→ **Exercise task**: Output every entry exactly as written, but omit the pictures.

→ **Extracts from a graphics dataset**:
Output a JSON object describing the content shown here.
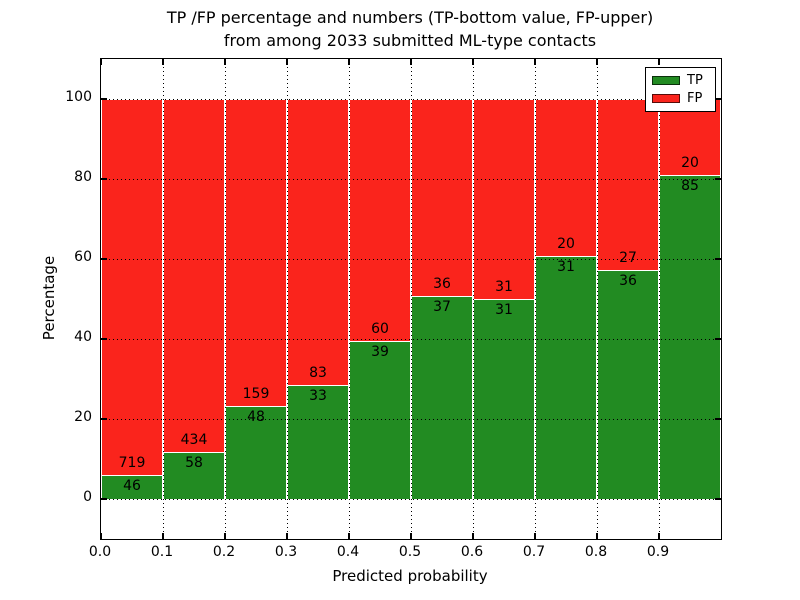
{
  "title": {
    "line1": "TP /FP percentage and numbers (TP-bottom value, FP-upper)",
    "line2": "from among 2033 submitted ML-type contacts"
  },
  "chart_data": {
    "type": "bar",
    "stacked": true,
    "normalized_to_percent": true,
    "total_contacts": 2033,
    "xlabel": "Predicted probability",
    "ylabel": "Percentage",
    "bin_edges": [
      0.0,
      0.1,
      0.2,
      0.3,
      0.4,
      0.5,
      0.6,
      0.7,
      0.8,
      0.9,
      1.0
    ],
    "categories": [
      "0.0",
      "0.1",
      "0.2",
      "0.3",
      "0.4",
      "0.5",
      "0.6",
      "0.7",
      "0.8",
      "0.9"
    ],
    "series": [
      {
        "name": "TP",
        "color": "#228b22",
        "counts": [
          46,
          58,
          48,
          33,
          39,
          37,
          31,
          31,
          36,
          85
        ]
      },
      {
        "name": "FP",
        "color": "#fa241c",
        "counts": [
          719,
          434,
          159,
          83,
          60,
          36,
          31,
          20,
          27,
          20
        ]
      }
    ],
    "tp_percent": [
      6.0,
      11.8,
      23.2,
      28.4,
      39.4,
      50.7,
      50.0,
      60.8,
      57.1,
      81.0
    ],
    "yticks": [
      0,
      20,
      40,
      60,
      80,
      100
    ],
    "xtick_labels": [
      "0.0",
      "0.1",
      "0.2",
      "0.3",
      "0.4",
      "0.5",
      "0.6",
      "0.7",
      "0.8",
      "0.9"
    ],
    "ylim": [
      -10,
      110
    ],
    "xlim": [
      0.0,
      1.0
    ],
    "grid": "dotted-black",
    "bar_edge_color": "#ffffff",
    "legend": {
      "position": "upper-right",
      "entries": [
        {
          "label": "TP",
          "color": "#228b22"
        },
        {
          "label": "FP",
          "color": "#fa241c"
        }
      ]
    }
  }
}
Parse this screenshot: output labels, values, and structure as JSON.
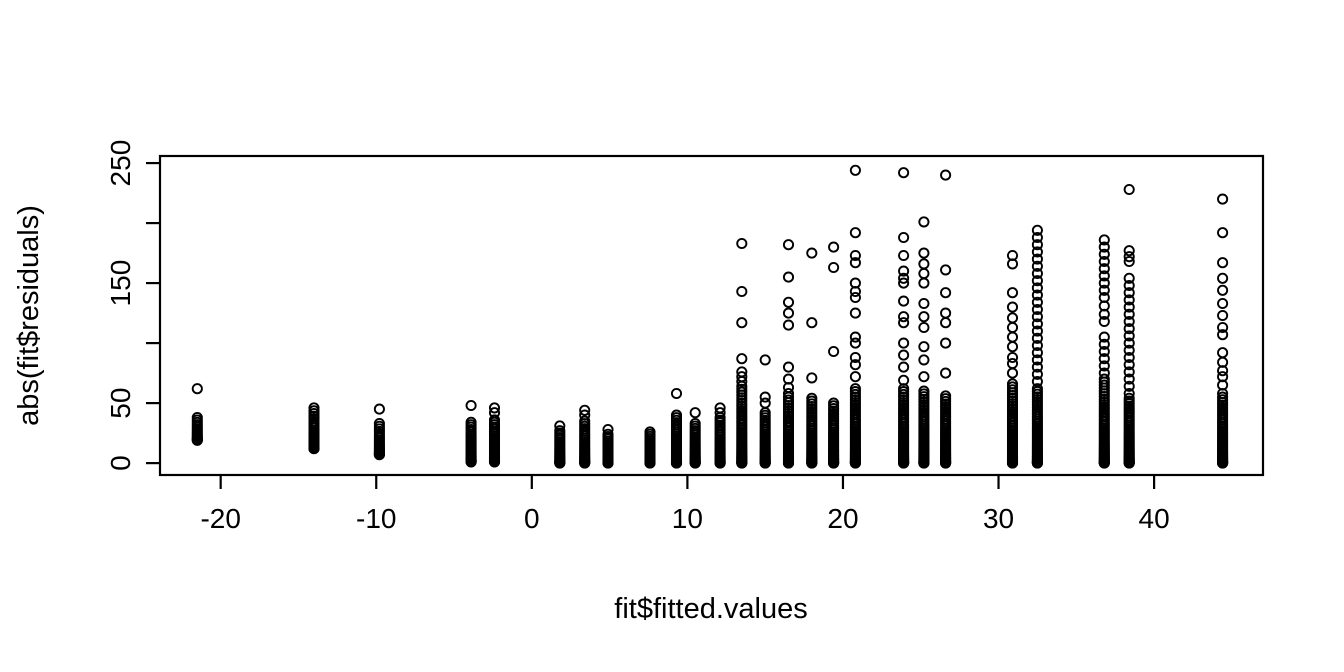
{
  "figure": {
    "background": "#ffffff",
    "foreground": "#000000"
  },
  "chart_data": {
    "type": "scatter",
    "title": "",
    "xlabel": "fit$fitted.values",
    "ylabel": "abs(fit$residuals)",
    "marker": "open-circle",
    "marker_color": "#000000",
    "grid": false,
    "legend": null,
    "xlim": [
      -23.9,
      47.0
    ],
    "ylim": [
      -9.9,
      255.9
    ],
    "x_ticks": [
      -20,
      -10,
      0,
      10,
      20,
      30,
      40
    ],
    "x_tick_labels": [
      "-20",
      "-10",
      "0",
      "10",
      "20",
      "30",
      "40"
    ],
    "y_ticks": [
      0,
      50,
      100,
      150,
      200,
      250
    ],
    "y_tick_labels": [
      "0",
      "50",
      "",
      "150",
      "",
      "250"
    ],
    "clusters": [
      {
        "x": -21.5,
        "dense": [
          19,
          38
        ],
        "n": 16,
        "outliers": [
          62
        ]
      },
      {
        "x": -14.0,
        "dense": [
          12,
          46
        ],
        "n": 25,
        "outliers": []
      },
      {
        "x": -9.8,
        "dense": [
          7,
          33
        ],
        "n": 20,
        "outliers": [
          45
        ]
      },
      {
        "x": -3.9,
        "dense": [
          1,
          34
        ],
        "n": 28,
        "outliers": [
          48
        ]
      },
      {
        "x": -2.4,
        "dense": [
          1,
          36
        ],
        "n": 30,
        "outliers": [
          46,
          42
        ]
      },
      {
        "x": 1.8,
        "dense": [
          0,
          27
        ],
        "n": 24,
        "outliers": [
          31
        ]
      },
      {
        "x": 3.4,
        "dense": [
          0,
          35
        ],
        "n": 28,
        "outliers": [
          44,
          40
        ]
      },
      {
        "x": 4.9,
        "dense": [
          0,
          24
        ],
        "n": 22,
        "outliers": [
          28
        ]
      },
      {
        "x": 7.6,
        "dense": [
          0,
          26
        ],
        "n": 24,
        "outliers": []
      },
      {
        "x": 9.3,
        "dense": [
          0,
          40
        ],
        "n": 32,
        "outliers": [
          58
        ]
      },
      {
        "x": 10.5,
        "dense": [
          0,
          33
        ],
        "n": 28,
        "outliers": [
          42
        ]
      },
      {
        "x": 12.1,
        "dense": [
          0,
          38
        ],
        "n": 30,
        "outliers": [
          46,
          42
        ]
      },
      {
        "x": 13.5,
        "dense": [
          0,
          64
        ],
        "n": 45,
        "outliers": [
          68,
          72,
          76,
          87,
          117,
          143,
          183
        ]
      },
      {
        "x": 15.0,
        "dense": [
          0,
          42
        ],
        "n": 34,
        "outliers": [
          50,
          55,
          86
        ]
      },
      {
        "x": 16.5,
        "dense": [
          0,
          55
        ],
        "n": 40,
        "outliers": [
          58,
          63,
          70,
          80,
          115,
          125,
          134,
          155,
          182
        ]
      },
      {
        "x": 18.0,
        "dense": [
          0,
          54
        ],
        "n": 40,
        "outliers": [
          71,
          117,
          175
        ]
      },
      {
        "x": 19.4,
        "dense": [
          0,
          50
        ],
        "n": 38,
        "outliers": [
          93,
          163,
          180
        ]
      },
      {
        "x": 20.8,
        "dense": [
          0,
          62
        ],
        "n": 45,
        "outliers": [
          72,
          82,
          88,
          100,
          105,
          125,
          138,
          143,
          150,
          167,
          173,
          192,
          244
        ]
      },
      {
        "x": 23.9,
        "dense": [
          0,
          62
        ],
        "n": 45,
        "outliers": [
          69,
          80,
          90,
          100,
          117,
          122,
          135,
          150,
          154,
          160,
          173,
          188,
          242
        ]
      },
      {
        "x": 25.2,
        "dense": [
          0,
          60
        ],
        "n": 44,
        "outliers": [
          72,
          86,
          97,
          113,
          122,
          133,
          150,
          158,
          166,
          175,
          201
        ]
      },
      {
        "x": 26.6,
        "dense": [
          0,
          56
        ],
        "n": 42,
        "outliers": [
          75,
          100,
          117,
          125,
          142,
          161,
          240
        ]
      },
      {
        "x": 30.9,
        "dense": [
          0,
          66
        ],
        "n": 46,
        "outliers": [
          75,
          83,
          88,
          97,
          105,
          113,
          121,
          130,
          142,
          166,
          173
        ]
      },
      {
        "x": 32.5,
        "dense": [
          0,
          62
        ],
        "n": 46,
        "outliers": [
          68,
          74,
          80,
          86,
          92,
          98,
          104,
          110,
          116,
          122,
          128,
          134,
          140,
          146,
          152,
          158,
          164,
          170,
          176,
          182,
          188,
          194
        ]
      },
      {
        "x": 36.8,
        "dense": [
          0,
          70
        ],
        "n": 48,
        "outliers": [
          75,
          81,
          87,
          93,
          99,
          105,
          118,
          124,
          131,
          138,
          144,
          150,
          156,
          162,
          168,
          174,
          180,
          186
        ]
      },
      {
        "x": 38.4,
        "dense": [
          0,
          54
        ],
        "n": 42,
        "outliers": [
          58,
          64,
          70,
          76,
          82,
          88,
          94,
          100,
          106,
          112,
          118,
          124,
          130,
          136,
          142,
          148,
          154,
          168,
          172,
          177,
          228
        ]
      },
      {
        "x": 44.4,
        "dense": [
          0,
          55
        ],
        "n": 42,
        "outliers": [
          58,
          65,
          72,
          77,
          84,
          92,
          107,
          113,
          123,
          133,
          144,
          154,
          167,
          192,
          220
        ]
      }
    ]
  }
}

→ **In response**:
Output a JSON object describing the content shown here.
{
  "title": {
    "line1": "TP /FP percentage and numbers (TP-bottom value, FP-upper)",
    "line2": "from among 2033 submitted ML-type contacts"
  },
  "chart_data": {
    "type": "bar",
    "stacked": true,
    "normalized_to_percent": true,
    "total_contacts": 2033,
    "xlabel": "Predicted probability",
    "ylabel": "Percentage",
    "bin_edges": [
      0.0,
      0.1,
      0.2,
      0.3,
      0.4,
      0.5,
      0.6,
      0.7,
      0.8,
      0.9,
      1.0
    ],
    "categories": [
      "0.0",
      "0.1",
      "0.2",
      "0.3",
      "0.4",
      "0.5",
      "0.6",
      "0.7",
      "0.8",
      "0.9"
    ],
    "series": [
      {
        "name": "TP",
        "color": "#228b22",
        "counts": [
          46,
          58,
          48,
          33,
          39,
          37,
          31,
          31,
          36,
          85
        ]
      },
      {
        "name": "FP",
        "color": "#fa241c",
        "counts": [
          719,
          434,
          159,
          83,
          60,
          36,
          31,
          20,
          27,
          20
        ]
      }
    ],
    "tp_percent": [
      6.0,
      11.8,
      23.2,
      28.4,
      39.4,
      50.7,
      50.0,
      60.8,
      57.1,
      81.0
    ],
    "yticks": [
      0,
      20,
      40,
      60,
      80,
      100
    ],
    "xtick_labels": [
      "0.0",
      "0.1",
      "0.2",
      "0.3",
      "0.4",
      "0.5",
      "0.6",
      "0.7",
      "0.8",
      "0.9"
    ],
    "ylim": [
      -10,
      110
    ],
    "xlim": [
      0.0,
      1.0
    ],
    "grid": "dotted-black",
    "bar_edge_color": "#ffffff",
    "legend": {
      "position": "upper-right",
      "entries": [
        {
          "label": "TP",
          "color": "#228b22"
        },
        {
          "label": "FP",
          "color": "#fa241c"
        }
      ]
    }
  }
}
Parse this screenshot: output labels, values, and structure as JSON.
{
  "figure": {
    "background": "#ffffff",
    "foreground": "#000000"
  },
  "chart_data": {
    "type": "scatter",
    "title": "",
    "xlabel": "fit$fitted.values",
    "ylabel": "abs(fit$residuals)",
    "marker": "open-circle",
    "marker_color": "#000000",
    "grid": false,
    "legend": null,
    "xlim": [
      -23.9,
      47.0
    ],
    "ylim": [
      -9.9,
      255.9
    ],
    "x_ticks": [
      -20,
      -10,
      0,
      10,
      20,
      30,
      40
    ],
    "x_tick_labels": [
      "-20",
      "-10",
      "0",
      "10",
      "20",
      "30",
      "40"
    ],
    "y_ticks": [
      0,
      50,
      100,
      150,
      200,
      250
    ],
    "y_tick_labels": [
      "0",
      "50",
      "",
      "150",
      "",
      "250"
    ],
    "clusters": [
      {
        "x": -21.5,
        "dense": [
          19,
          38
        ],
        "n": 16,
        "outliers": [
          62
        ]
      },
      {
        "x": -14.0,
        "dense": [
          12,
          46
        ],
        "n": 25,
        "outliers": []
      },
      {
        "x": -9.8,
        "dense": [
          7,
          33
        ],
        "n": 20,
        "outliers": [
          45
        ]
      },
      {
        "x": -3.9,
        "dense": [
          1,
          34
        ],
        "n": 28,
        "outliers": [
          48
        ]
      },
      {
        "x": -2.4,
        "dense": [
          1,
          36
        ],
        "n": 30,
        "outliers": [
          46,
          42
        ]
      },
      {
        "x": 1.8,
        "dense": [
          0,
          27
        ],
        "n": 24,
        "outliers": [
          31
        ]
      },
      {
        "x": 3.4,
        "dense": [
          0,
          35
        ],
        "n": 28,
        "outliers": [
          44,
          40
        ]
      },
      {
        "x": 4.9,
        "dense": [
          0,
          24
        ],
        "n": 22,
        "outliers": [
          28
        ]
      },
      {
        "x": 7.6,
        "dense": [
          0,
          26
        ],
        "n": 24,
        "outliers": []
      },
      {
        "x": 9.3,
        "dense": [
          0,
          40
        ],
        "n": 32,
        "outliers": [
          58
        ]
      },
      {
        "x": 10.5,
        "dense": [
          0,
          33
        ],
        "n": 28,
        "outliers": [
          42
        ]
      },
      {
        "x": 12.1,
        "dense": [
          0,
          38
        ],
        "n": 30,
        "outliers": [
          46,
          42
        ]
      },
      {
        "x": 13.5,
        "dense": [
          0,
          64
        ],
        "n": 45,
        "outliers": [
          68,
          72,
          76,
          87,
          117,
          143,
          183
        ]
      },
      {
        "x": 15.0,
        "dense": [
          0,
          42
        ],
        "n": 34,
        "outliers": [
          50,
          55,
          86
        ]
      },
      {
        "x": 16.5,
        "dense": [
          0,
          55
        ],
        "n": 40,
        "outliers": [
          58,
          63,
          70,
          80,
          115,
          125,
          134,
          155,
          182
        ]
      },
      {
        "x": 18.0,
        "dense": [
          0,
          54
        ],
        "n": 40,
        "outliers": [
          71,
          117,
          175
        ]
      },
      {
        "x": 19.4,
        "dense": [
          0,
          50
        ],
        "n": 38,
        "outliers": [
          93,
          163,
          180
        ]
      },
      {
        "x": 20.8,
        "dense": [
          0,
          62
        ],
        "n": 45,
        "outliers": [
          72,
          82,
          88,
          100,
          105,
          125,
          138,
          143,
          150,
          167,
          173,
          192,
          244
        ]
      },
      {
        "x": 23.9,
        "dense": [
          0,
          62
        ],
        "n": 45,
        "outliers": [
          69,
          80,
          90,
          100,
          117,
          122,
          135,
          150,
          154,
          160,
          173,
          188,
          242
        ]
      },
      {
        "x": 25.2,
        "dense": [
          0,
          60
        ],
        "n": 44,
        "outliers": [
          72,
          86,
          97,
          113,
          122,
          133,
          150,
          158,
          166,
          175,
          201
        ]
      },
      {
        "x": 26.6,
        "dense": [
          0,
          56
        ],
        "n": 42,
        "outliers": [
          75,
          100,
          117,
          125,
          142,
          161,
          240
        ]
      },
      {
        "x": 30.9,
        "dense": [
          0,
          66
        ],
        "n": 46,
        "outliers": [
          75,
          83,
          88,
          97,
          105,
          113,
          121,
          130,
          142,
          166,
          173
        ]
      },
      {
        "x": 32.5,
        "dense": [
          0,
          62
        ],
        "n": 46,
        "outliers": [
          68,
          74,
          80,
          86,
          92,
          98,
          104,
          110,
          116,
          122,
          128,
          134,
          140,
          146,
          152,
          158,
          164,
          170,
          176,
          182,
          188,
          194
        ]
      },
      {
        "x": 36.8,
        "dense": [
          0,
          70
        ],
        "n": 48,
        "outliers": [
          75,
          81,
          87,
          93,
          99,
          105,
          118,
          124,
          131,
          138,
          144,
          150,
          156,
          162,
          168,
          174,
          180,
          186
        ]
      },
      {
        "x": 38.4,
        "dense": [
          0,
          54
        ],
        "n": 42,
        "outliers": [
          58,
          64,
          70,
          76,
          82,
          88,
          94,
          100,
          106,
          112,
          118,
          124,
          130,
          136,
          142,
          148,
          154,
          168,
          172,
          177,
          228
        ]
      },
      {
        "x": 44.4,
        "dense": [
          0,
          55
        ],
        "n": 42,
        "outliers": [
          58,
          65,
          72,
          77,
          84,
          92,
          107,
          113,
          123,
          133,
          144,
          154,
          167,
          192,
          220
        ]
      }
    ]
  }
}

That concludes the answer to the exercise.